[Data]:
========

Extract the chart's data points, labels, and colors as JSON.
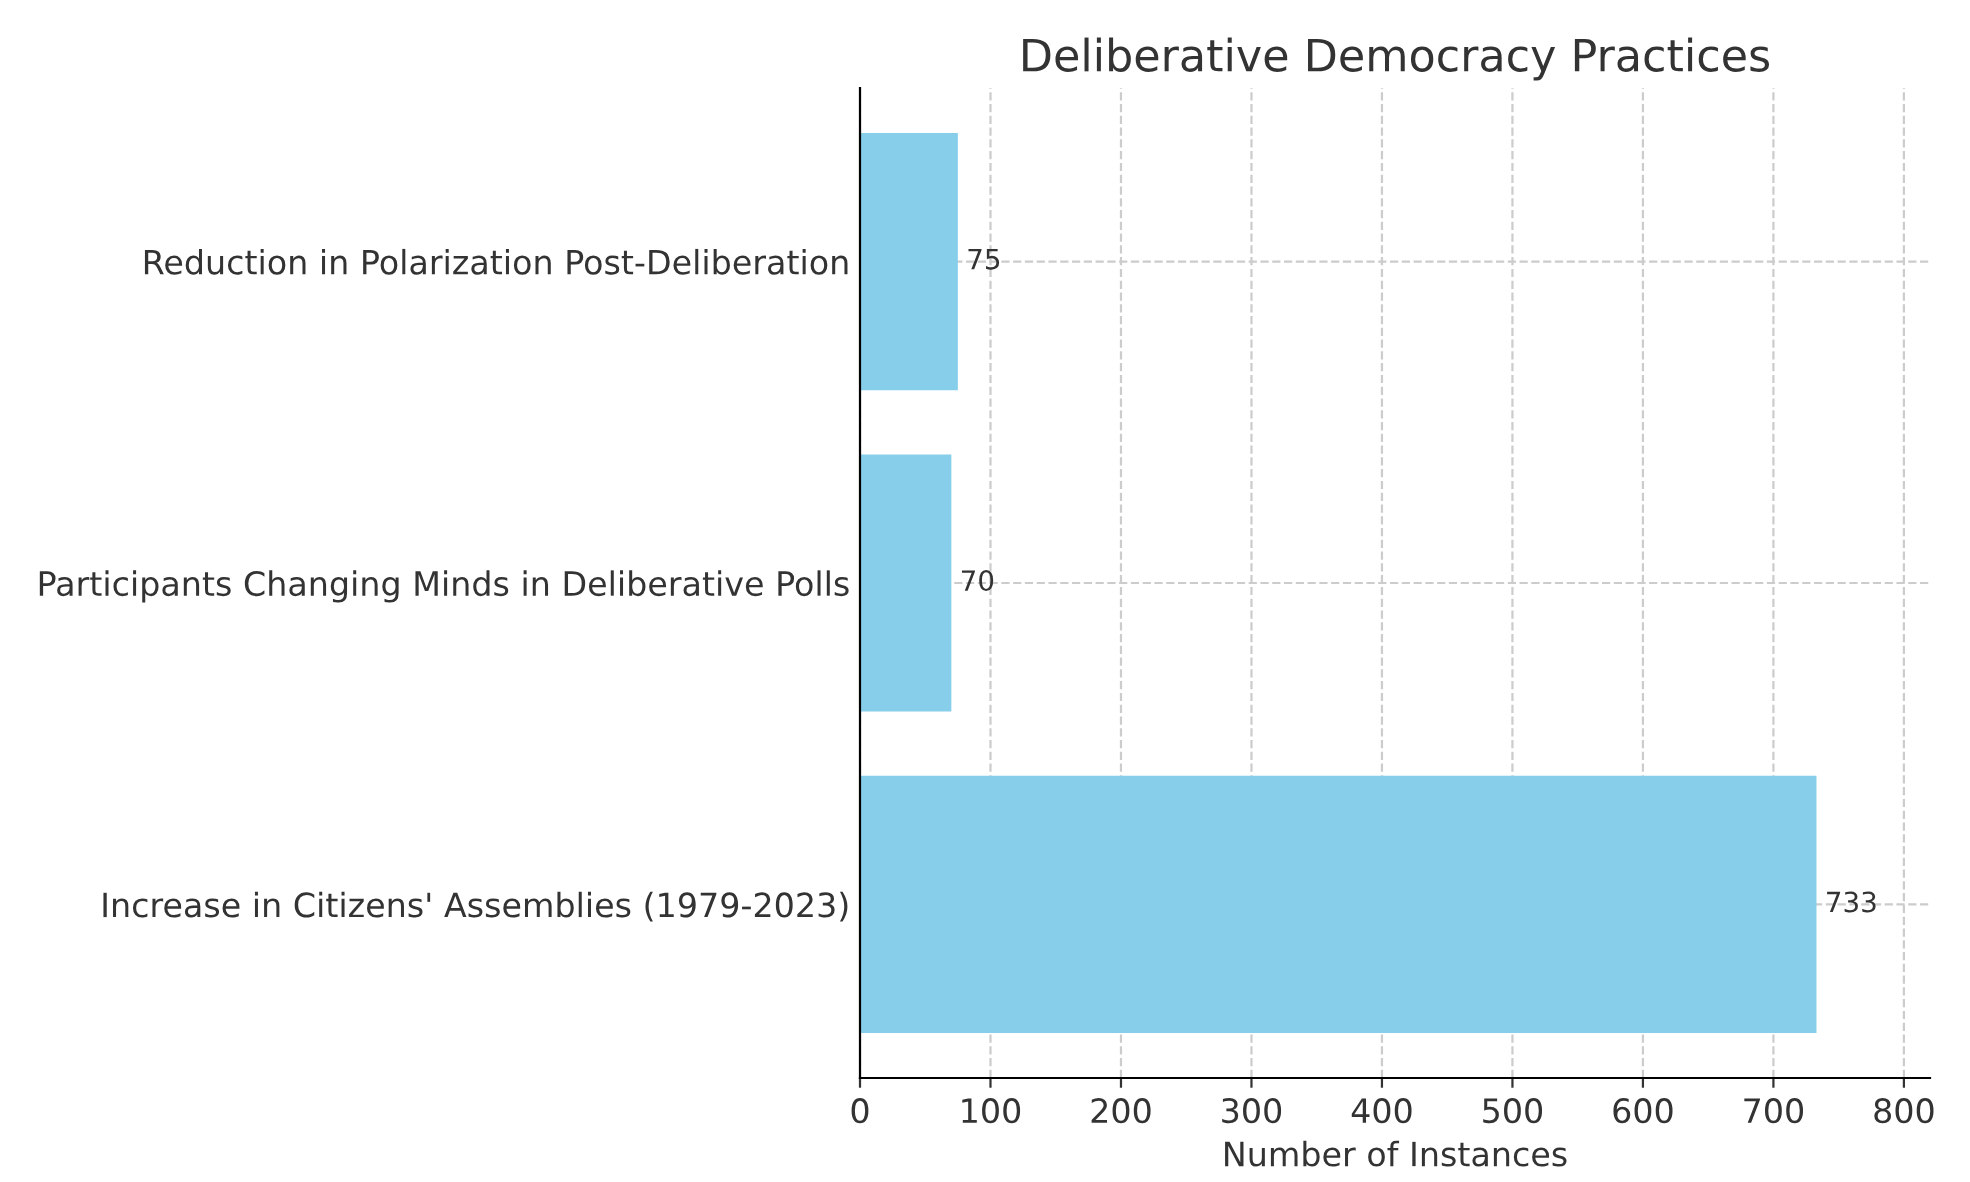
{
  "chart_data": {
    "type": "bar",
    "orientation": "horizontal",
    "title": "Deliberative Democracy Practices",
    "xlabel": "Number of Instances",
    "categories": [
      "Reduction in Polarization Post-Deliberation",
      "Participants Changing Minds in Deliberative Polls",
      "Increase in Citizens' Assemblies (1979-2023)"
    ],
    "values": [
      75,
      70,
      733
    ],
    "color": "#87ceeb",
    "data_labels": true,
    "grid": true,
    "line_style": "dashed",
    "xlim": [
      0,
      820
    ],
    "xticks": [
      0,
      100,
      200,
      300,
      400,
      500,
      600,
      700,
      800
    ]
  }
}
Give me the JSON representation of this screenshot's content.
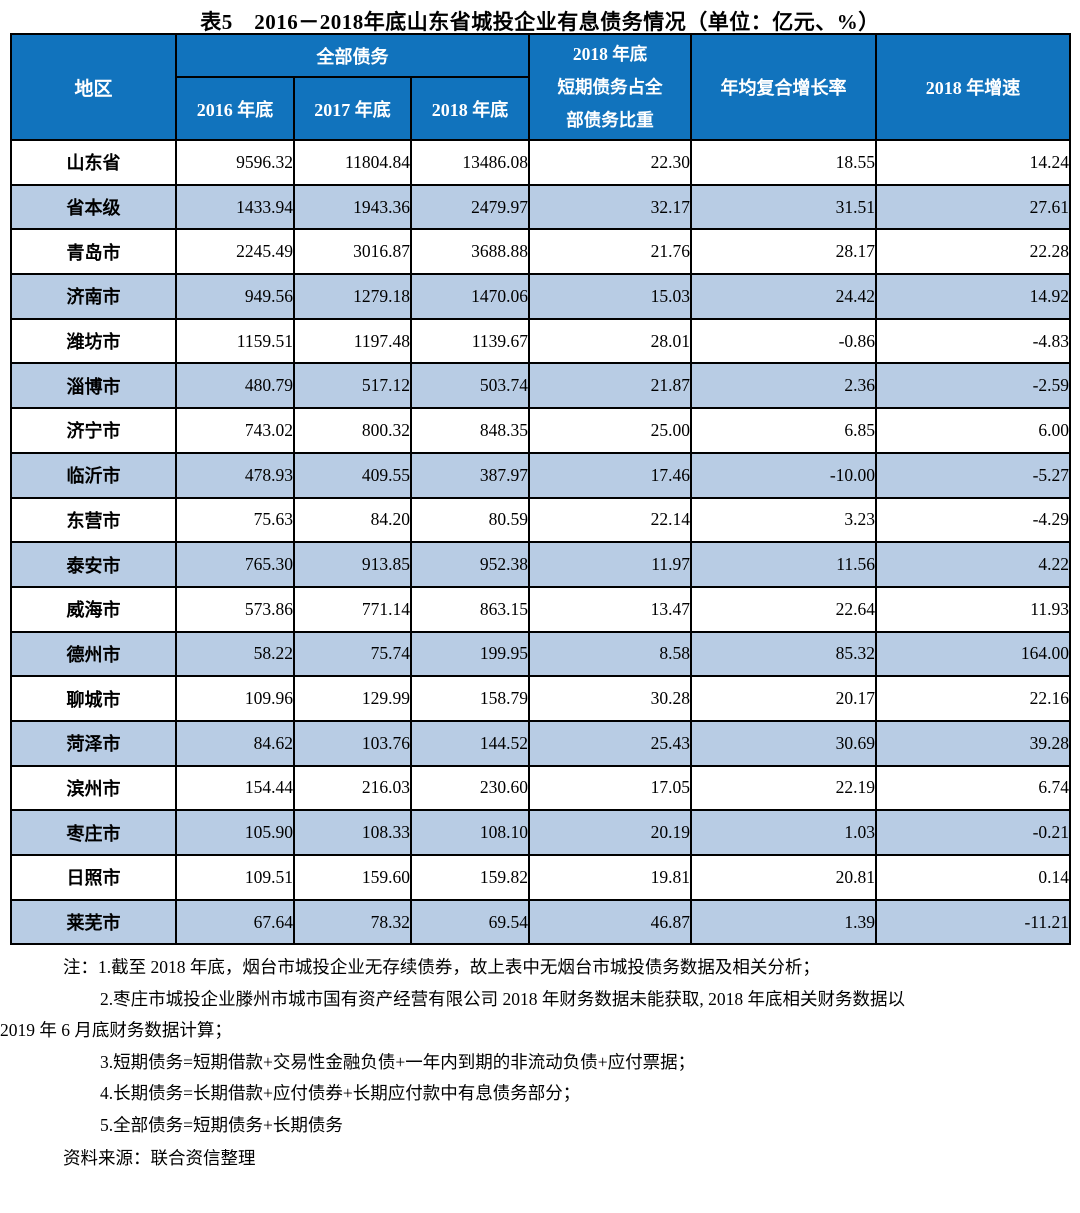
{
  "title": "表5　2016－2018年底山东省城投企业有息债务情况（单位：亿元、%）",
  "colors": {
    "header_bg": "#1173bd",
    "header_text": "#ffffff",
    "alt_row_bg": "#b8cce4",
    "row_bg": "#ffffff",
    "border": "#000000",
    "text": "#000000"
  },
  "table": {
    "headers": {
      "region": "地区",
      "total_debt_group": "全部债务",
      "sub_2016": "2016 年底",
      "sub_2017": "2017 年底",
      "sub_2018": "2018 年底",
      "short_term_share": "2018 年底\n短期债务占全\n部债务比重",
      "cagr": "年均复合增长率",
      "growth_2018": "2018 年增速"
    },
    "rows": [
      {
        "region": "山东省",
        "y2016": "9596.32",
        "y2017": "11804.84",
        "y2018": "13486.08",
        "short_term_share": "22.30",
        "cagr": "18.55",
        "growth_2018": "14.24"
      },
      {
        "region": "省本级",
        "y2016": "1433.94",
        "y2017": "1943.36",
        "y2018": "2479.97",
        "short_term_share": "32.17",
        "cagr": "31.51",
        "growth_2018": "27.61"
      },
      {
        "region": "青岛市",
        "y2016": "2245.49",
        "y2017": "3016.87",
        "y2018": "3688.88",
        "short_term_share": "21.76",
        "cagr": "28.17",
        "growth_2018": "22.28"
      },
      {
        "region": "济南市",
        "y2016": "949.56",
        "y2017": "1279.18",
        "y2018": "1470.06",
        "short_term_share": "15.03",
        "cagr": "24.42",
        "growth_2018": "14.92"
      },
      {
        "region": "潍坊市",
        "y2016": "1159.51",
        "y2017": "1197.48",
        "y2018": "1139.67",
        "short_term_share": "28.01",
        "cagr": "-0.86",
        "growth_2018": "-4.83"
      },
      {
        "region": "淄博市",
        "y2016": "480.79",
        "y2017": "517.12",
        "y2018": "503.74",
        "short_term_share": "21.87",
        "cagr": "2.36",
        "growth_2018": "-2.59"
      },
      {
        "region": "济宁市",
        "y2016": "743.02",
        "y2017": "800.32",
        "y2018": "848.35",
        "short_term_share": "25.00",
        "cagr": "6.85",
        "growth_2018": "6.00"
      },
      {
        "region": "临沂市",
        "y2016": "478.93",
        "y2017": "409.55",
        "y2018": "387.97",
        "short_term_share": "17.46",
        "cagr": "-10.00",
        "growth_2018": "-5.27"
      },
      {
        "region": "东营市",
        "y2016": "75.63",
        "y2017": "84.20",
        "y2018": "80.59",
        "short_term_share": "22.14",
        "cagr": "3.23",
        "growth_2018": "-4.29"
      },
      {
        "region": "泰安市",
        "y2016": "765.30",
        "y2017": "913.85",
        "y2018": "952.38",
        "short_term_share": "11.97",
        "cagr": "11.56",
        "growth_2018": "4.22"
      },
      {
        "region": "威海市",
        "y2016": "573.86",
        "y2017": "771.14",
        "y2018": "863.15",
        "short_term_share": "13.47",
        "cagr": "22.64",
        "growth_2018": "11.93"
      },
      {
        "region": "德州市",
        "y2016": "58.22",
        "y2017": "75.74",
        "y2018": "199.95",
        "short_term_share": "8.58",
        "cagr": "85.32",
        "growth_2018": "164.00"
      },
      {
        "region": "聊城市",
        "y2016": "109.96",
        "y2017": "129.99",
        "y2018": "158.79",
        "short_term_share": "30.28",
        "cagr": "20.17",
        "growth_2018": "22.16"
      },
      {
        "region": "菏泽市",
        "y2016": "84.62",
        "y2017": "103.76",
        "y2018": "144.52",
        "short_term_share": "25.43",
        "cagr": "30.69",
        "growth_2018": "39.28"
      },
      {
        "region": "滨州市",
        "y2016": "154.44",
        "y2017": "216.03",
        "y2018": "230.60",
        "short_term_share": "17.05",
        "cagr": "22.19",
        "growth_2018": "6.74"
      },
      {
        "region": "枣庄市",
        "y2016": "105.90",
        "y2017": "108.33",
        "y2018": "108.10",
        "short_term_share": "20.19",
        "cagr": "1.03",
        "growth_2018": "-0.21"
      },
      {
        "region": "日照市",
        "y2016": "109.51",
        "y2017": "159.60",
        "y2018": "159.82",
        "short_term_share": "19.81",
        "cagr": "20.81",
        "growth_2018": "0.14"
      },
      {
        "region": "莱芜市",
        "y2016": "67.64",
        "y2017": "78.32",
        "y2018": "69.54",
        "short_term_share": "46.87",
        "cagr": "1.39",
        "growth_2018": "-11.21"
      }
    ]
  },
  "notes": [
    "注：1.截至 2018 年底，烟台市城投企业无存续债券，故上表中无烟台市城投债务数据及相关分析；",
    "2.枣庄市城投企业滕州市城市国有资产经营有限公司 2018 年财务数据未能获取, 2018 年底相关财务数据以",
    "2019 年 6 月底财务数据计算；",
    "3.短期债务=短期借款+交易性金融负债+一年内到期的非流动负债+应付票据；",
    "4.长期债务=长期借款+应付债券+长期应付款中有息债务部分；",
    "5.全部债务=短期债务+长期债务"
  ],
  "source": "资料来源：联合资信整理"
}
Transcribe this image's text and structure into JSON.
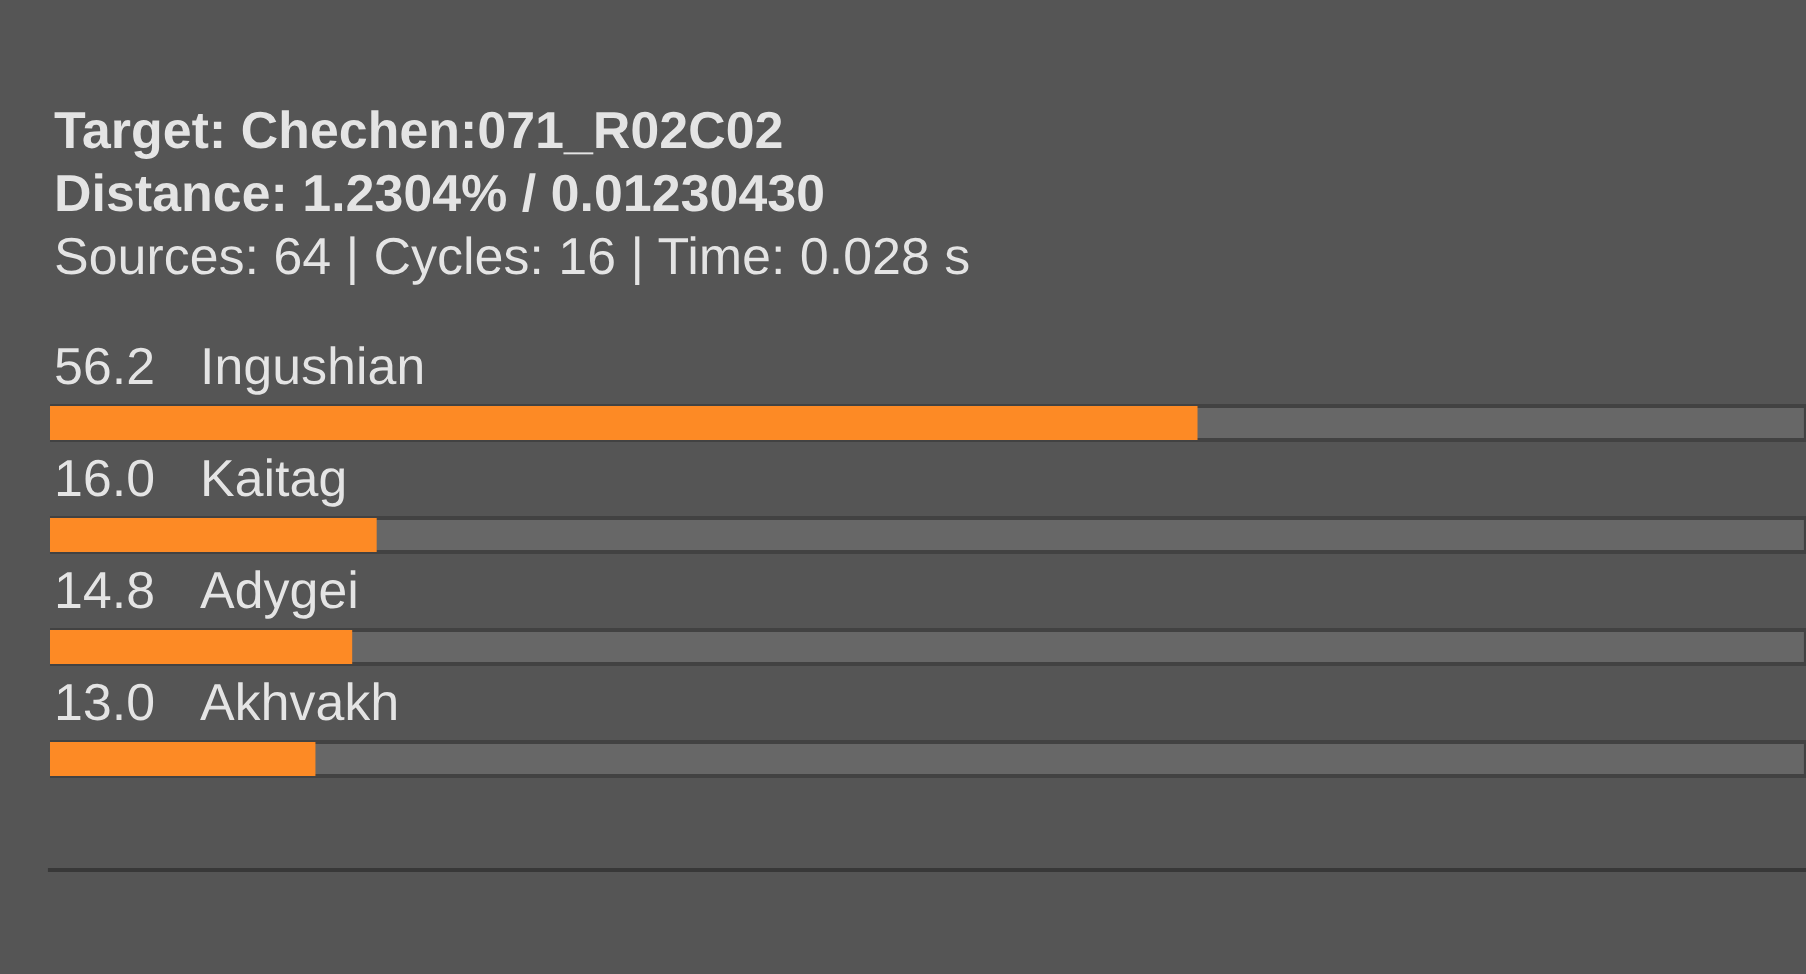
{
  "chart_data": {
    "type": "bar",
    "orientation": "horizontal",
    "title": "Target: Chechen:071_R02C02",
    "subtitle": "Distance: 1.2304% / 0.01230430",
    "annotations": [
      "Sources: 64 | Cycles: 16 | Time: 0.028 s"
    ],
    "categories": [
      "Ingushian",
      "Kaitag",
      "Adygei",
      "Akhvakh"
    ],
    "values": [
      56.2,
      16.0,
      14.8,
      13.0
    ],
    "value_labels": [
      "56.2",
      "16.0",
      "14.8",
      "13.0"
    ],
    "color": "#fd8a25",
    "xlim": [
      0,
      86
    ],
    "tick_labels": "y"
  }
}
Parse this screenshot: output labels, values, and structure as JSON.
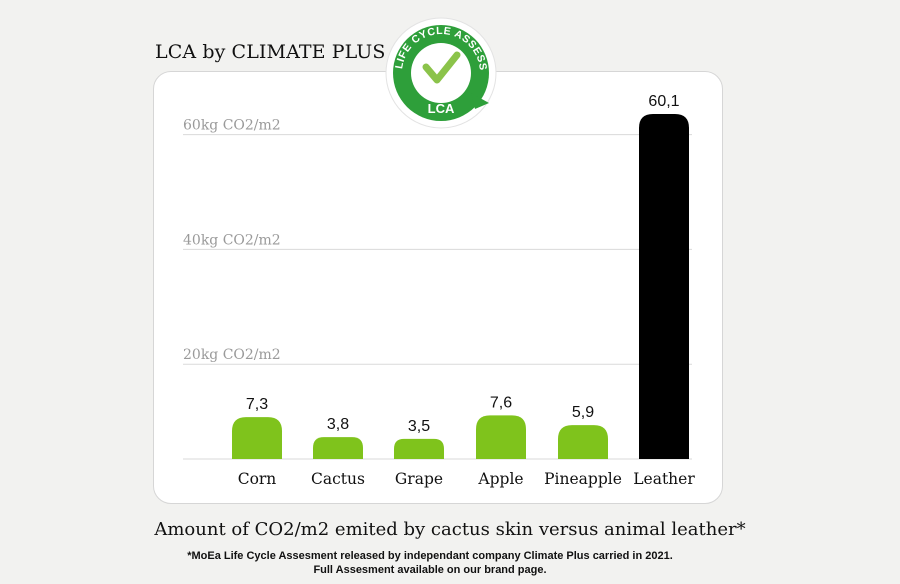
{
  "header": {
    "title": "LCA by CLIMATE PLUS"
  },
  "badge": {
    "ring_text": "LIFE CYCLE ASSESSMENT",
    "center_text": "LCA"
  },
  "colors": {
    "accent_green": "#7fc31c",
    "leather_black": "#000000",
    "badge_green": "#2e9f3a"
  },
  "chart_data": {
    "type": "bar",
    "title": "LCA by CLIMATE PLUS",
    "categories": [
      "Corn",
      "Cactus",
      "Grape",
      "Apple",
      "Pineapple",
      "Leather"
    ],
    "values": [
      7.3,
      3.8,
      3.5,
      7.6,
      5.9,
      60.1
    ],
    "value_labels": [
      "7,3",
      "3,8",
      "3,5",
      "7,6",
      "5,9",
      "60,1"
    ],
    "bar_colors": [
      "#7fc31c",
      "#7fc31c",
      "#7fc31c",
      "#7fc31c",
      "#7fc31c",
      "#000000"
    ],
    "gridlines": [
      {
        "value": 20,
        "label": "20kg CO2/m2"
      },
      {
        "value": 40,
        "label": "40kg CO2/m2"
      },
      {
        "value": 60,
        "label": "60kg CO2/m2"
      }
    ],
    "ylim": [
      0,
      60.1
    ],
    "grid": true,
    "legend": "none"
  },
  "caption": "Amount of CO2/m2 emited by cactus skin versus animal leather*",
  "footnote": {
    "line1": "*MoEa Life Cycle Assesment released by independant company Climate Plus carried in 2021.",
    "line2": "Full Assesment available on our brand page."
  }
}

========

[Exercise description]: Scan the lines for the string "structure". Pick out every line that has it.

[Written response]:
Transcribe this image's text and structure into JSON.
Parse this screenshot: output labels, values, and structure as JSON.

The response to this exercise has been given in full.